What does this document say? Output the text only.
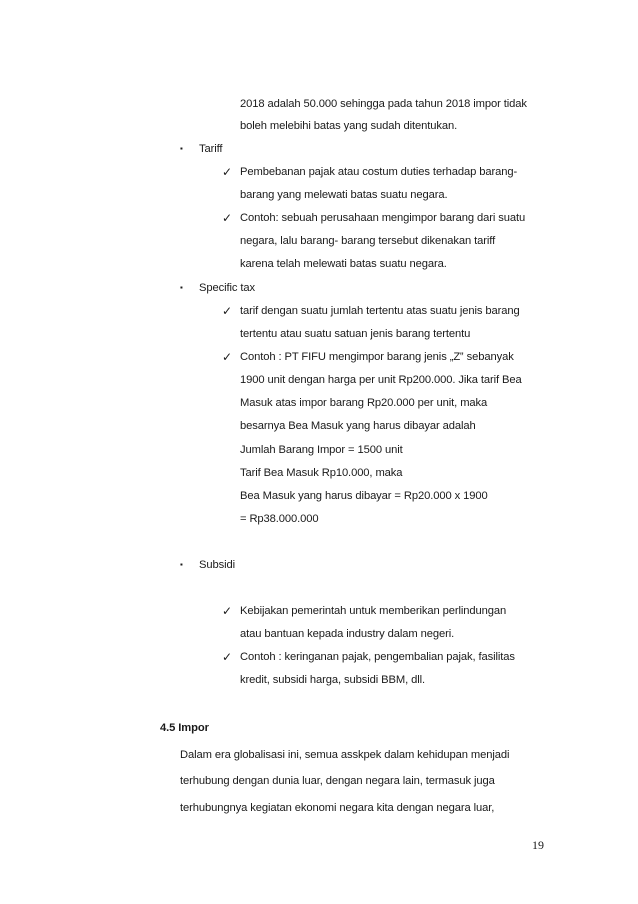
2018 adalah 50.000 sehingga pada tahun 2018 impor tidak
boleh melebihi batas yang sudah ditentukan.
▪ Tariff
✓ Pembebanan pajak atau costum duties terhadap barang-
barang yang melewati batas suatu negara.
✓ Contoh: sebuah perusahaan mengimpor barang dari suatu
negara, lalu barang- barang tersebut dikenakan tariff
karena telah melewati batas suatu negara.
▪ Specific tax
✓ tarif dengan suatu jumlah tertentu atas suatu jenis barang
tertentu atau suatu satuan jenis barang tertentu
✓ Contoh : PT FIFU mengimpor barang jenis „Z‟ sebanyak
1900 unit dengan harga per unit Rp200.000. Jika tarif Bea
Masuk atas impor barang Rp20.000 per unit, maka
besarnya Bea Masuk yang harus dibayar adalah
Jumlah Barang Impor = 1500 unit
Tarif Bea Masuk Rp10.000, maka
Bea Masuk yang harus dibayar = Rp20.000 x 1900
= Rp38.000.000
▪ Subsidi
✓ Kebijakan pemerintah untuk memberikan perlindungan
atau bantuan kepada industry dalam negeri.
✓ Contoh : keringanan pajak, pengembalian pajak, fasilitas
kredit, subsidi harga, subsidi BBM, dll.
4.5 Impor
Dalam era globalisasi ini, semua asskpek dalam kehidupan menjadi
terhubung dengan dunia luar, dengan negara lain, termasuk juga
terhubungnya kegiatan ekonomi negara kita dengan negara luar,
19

* * *

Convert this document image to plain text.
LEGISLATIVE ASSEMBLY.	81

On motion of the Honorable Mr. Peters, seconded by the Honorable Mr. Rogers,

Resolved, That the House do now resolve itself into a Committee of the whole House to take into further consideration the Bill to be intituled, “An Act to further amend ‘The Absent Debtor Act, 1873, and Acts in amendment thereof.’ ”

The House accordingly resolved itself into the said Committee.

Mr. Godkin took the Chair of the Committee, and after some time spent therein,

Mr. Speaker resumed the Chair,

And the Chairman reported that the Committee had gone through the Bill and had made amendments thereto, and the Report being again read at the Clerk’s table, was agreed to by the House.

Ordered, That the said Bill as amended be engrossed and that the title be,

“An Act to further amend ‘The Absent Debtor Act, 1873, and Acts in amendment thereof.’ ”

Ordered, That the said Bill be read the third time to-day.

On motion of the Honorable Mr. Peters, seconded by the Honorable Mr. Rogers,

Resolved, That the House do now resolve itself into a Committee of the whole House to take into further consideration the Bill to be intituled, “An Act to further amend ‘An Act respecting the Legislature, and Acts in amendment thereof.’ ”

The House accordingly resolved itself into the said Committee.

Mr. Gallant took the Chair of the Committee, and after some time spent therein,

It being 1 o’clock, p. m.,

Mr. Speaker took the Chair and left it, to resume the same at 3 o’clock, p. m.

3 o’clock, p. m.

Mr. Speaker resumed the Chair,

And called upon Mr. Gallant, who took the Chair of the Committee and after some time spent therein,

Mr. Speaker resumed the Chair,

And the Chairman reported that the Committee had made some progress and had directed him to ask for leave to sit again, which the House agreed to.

---

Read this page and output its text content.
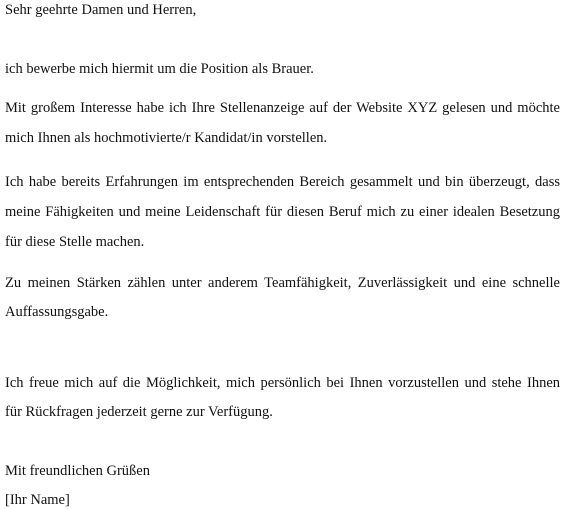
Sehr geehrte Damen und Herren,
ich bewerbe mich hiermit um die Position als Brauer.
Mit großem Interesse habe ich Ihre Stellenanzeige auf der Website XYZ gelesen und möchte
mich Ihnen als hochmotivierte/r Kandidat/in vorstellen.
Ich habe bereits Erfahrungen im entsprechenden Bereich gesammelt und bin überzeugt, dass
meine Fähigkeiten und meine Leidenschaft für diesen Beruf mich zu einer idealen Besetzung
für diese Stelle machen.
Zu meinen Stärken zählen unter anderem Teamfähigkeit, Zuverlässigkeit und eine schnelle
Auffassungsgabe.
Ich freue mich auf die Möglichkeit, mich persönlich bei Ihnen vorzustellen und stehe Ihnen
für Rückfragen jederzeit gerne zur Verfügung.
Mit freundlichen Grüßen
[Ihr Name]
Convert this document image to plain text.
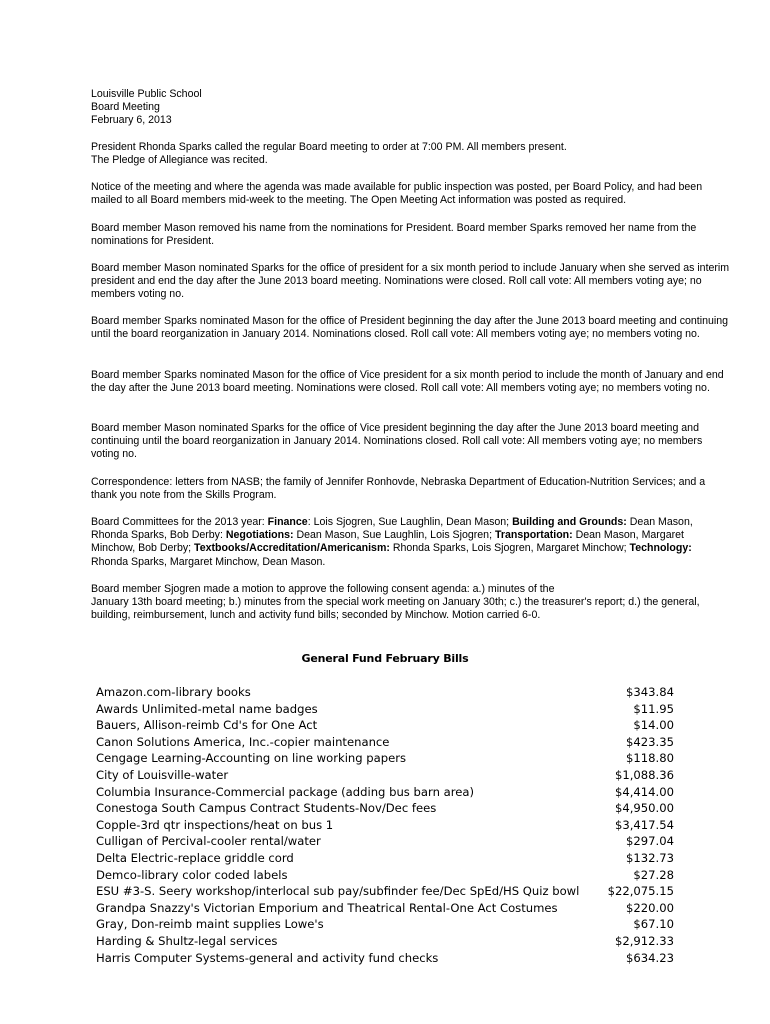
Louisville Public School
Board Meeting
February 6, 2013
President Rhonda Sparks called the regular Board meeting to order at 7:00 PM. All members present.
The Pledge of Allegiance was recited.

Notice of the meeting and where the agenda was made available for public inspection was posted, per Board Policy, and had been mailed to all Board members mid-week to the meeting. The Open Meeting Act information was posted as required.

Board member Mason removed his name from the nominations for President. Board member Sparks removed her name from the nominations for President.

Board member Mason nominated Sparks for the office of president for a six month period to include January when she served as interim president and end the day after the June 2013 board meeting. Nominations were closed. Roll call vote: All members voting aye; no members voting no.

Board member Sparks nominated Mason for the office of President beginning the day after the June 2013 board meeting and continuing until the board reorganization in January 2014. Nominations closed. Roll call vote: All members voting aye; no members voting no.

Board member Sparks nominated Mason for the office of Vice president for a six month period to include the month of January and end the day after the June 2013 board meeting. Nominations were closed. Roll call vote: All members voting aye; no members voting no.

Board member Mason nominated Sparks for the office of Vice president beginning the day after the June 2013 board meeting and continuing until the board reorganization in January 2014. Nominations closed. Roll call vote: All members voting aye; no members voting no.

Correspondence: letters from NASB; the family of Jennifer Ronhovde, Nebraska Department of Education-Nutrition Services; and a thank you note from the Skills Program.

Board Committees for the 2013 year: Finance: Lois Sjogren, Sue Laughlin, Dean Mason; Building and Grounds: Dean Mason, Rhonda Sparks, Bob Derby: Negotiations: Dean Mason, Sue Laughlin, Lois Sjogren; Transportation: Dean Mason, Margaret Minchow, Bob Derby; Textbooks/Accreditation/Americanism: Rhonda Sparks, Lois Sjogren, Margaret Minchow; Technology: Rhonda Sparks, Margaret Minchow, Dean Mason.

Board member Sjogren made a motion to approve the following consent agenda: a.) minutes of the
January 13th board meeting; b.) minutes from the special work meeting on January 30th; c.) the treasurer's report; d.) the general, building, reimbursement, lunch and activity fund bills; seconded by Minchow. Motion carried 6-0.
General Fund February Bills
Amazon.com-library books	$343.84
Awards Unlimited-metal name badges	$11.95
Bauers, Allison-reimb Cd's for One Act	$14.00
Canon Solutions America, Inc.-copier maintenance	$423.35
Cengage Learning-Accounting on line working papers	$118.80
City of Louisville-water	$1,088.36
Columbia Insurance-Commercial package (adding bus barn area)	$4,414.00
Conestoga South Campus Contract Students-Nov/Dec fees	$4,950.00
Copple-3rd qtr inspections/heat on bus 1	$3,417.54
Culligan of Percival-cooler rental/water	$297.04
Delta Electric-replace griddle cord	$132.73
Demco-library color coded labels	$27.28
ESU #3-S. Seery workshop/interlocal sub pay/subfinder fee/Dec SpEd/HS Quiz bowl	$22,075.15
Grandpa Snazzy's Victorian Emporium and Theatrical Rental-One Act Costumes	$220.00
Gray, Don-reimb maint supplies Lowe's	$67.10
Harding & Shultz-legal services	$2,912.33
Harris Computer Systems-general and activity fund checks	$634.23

▶ WORK TO BE COMPLETED
All lines above with "office" in them should be returned.

▶ RESULT
Board member Mason nominated Sparks for the office of president for a six month period to include January when she served as interim president and end the day after the June 2013 board meeting. Nominations were closed. Roll call vote: All members voting aye; no members voting no.
Board member Sparks nominated Mason for the office of President beginning the day after the June 2013 board meeting and continuing until the board reorganization in January 2014. Nominations closed. Roll call vote: All members voting aye; no members voting no.
Board member Sparks nominated Mason for the office of Vice president for a six month period to include the month of January and end the day after the June 2013 board meeting. Nominations were closed. Roll call vote: All members voting aye; no members voting no.
Board member Mason nominated Sparks for the office of Vice president beginning the day after the June 2013 board meeting and continuing until the board reorganization in January 2014. Nominations closed. Roll call vote: All members voting aye; no members voting no.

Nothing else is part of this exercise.